(Data excerpts)
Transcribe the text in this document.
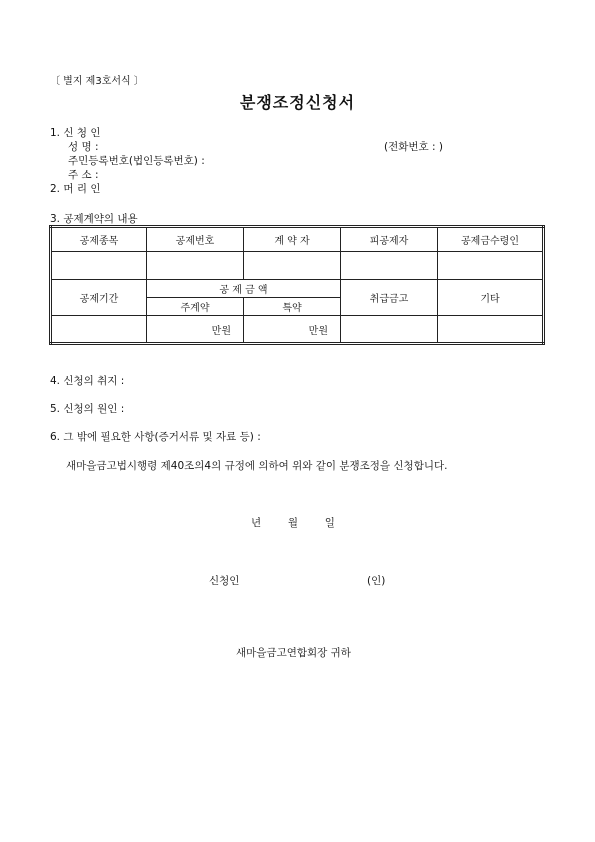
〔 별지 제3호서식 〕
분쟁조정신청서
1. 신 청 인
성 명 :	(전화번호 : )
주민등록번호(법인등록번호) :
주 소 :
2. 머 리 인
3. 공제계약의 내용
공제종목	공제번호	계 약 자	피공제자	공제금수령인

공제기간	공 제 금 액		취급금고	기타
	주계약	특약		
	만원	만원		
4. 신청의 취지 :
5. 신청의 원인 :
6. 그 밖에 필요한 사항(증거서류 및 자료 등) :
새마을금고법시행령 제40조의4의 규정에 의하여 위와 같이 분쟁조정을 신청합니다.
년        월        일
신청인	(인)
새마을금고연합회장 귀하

-- What you should do --
All records above are to be printed exactly, minus the pictures they contain.

-- Final answer --
Transcribe the text in this document.
〔 별지 제3호서식 〕
분쟁조정신청서
1. 신 청 인
성 명 :	(전화번호 : )
주민등록번호(법인등록번호) :
주 소 :
2. 머 리 인
3. 공제계약의 내용
공제종목	공제번호	계 약 자	피공제자	공제금수령인

공제기간	공 제 금 액		취급금고	기타
	주계약	특약		
	만원	만원		
4. 신청의 취지 :
5. 신청의 원인 :
6. 그 밖에 필요한 사항(증거서류 및 자료 등) :
새마을금고법시행령 제40조의4의 규정에 의하여 위와 같이 분쟁조정을 신청합니다.
년        월        일
신청인	(인)
새마을금고연합회장 귀하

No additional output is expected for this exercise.